**Data entries**
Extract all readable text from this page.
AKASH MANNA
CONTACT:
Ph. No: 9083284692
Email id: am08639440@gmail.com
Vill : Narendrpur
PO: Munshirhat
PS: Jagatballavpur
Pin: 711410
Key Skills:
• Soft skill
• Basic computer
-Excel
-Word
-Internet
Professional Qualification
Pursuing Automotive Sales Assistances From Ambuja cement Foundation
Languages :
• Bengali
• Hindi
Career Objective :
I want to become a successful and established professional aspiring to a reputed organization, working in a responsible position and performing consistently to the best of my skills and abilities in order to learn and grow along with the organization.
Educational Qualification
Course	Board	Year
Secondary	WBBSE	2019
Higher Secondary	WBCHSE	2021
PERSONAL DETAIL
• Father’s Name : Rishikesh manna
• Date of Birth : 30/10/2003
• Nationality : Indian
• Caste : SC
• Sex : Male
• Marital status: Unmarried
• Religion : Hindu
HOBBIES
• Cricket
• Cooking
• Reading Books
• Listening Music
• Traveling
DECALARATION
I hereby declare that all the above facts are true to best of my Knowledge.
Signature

**Written problem**
Reproduce the data in its entirety, matching each character.

**Reply**
Extract all readable text from this page.
AKASH MANNA
CONTACT:
Ph. No: 9083284692
Email id: am08639440@gmail.com
Vill : Narendrpur
PO: Munshirhat
PS: Jagatballavpur
Pin: 711410
Key Skills:
• Soft skill
• Basic computer
-Excel
-Word
-Internet
Professional Qualification
Pursuing Automotive Sales Assistances From Ambuja cement Foundation
Languages :
• Bengali
• Hindi
Career Objective :
I want to become a successful and established professional aspiring to a reputed organization, working in a responsible position and performing consistently to the best of my skills and abilities in order to learn and grow along with the organization.
Educational Qualification
Course	Board	Year
Secondary	WBBSE	2019
Higher Secondary	WBCHSE	2021
PERSONAL DETAIL
• Father’s Name : Rishikesh manna
• Date of Birth : 30/10/2003
• Nationality : Indian
• Caste : SC
• Sex : Male
• Marital status: Unmarried
• Religion : Hindu
HOBBIES
• Cricket
• Cooking
• Reading Books
• Listening Music
• Traveling
DECALARATION
I hereby declare that all the above facts are true to best of my Knowledge.
Signature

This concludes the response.